* Given request
Look for "this" in the listing below. Gather each line that contains it.

◇ ◇ ◇ ◇

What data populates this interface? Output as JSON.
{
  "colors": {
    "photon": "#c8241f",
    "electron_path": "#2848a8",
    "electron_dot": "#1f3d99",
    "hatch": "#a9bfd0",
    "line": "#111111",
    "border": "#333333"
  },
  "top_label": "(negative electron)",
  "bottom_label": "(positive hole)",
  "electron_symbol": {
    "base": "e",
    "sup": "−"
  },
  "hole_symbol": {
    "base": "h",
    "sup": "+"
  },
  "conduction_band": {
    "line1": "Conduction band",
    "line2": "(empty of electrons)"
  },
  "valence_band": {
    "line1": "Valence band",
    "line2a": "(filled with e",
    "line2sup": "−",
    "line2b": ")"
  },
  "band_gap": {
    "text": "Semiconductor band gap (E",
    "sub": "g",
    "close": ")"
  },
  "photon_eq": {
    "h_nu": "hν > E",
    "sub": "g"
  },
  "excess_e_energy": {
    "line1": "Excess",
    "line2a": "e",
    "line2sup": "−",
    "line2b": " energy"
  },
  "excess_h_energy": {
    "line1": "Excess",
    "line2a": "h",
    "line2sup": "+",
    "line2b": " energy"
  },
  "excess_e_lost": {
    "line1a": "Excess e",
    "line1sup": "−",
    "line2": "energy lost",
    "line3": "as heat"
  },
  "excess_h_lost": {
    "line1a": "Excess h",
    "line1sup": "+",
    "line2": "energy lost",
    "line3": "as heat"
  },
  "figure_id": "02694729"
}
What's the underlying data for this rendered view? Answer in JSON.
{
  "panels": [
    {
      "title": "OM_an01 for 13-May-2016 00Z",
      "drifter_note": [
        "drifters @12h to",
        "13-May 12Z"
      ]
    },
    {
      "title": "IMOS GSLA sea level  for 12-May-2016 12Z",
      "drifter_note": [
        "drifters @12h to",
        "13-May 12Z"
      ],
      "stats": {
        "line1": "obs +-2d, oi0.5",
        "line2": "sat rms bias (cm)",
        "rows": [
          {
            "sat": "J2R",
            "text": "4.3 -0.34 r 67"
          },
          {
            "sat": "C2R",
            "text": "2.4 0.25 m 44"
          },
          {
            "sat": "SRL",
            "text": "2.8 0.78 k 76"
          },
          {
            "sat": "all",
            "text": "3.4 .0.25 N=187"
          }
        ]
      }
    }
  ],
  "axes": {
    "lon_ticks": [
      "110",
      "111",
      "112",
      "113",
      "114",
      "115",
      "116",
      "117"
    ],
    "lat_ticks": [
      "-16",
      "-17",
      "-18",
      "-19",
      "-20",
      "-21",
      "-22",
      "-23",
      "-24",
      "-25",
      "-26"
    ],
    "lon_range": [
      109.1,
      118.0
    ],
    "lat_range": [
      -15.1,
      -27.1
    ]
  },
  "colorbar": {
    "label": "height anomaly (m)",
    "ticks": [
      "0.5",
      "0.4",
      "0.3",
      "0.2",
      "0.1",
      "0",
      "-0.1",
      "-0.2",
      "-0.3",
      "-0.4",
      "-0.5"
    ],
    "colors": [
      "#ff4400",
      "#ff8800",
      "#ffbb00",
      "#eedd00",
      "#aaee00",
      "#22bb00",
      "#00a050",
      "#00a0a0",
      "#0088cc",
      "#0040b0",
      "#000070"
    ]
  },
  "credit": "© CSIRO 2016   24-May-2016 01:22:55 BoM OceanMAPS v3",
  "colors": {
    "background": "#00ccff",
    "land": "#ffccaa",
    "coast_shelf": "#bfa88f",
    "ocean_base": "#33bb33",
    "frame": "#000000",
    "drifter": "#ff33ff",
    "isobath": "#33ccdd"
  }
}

◇ ◇ ◇ ◇

* Result
What data populates this interface? Output as JSON.
What's the underlying data for this rendered view? Answer in JSON.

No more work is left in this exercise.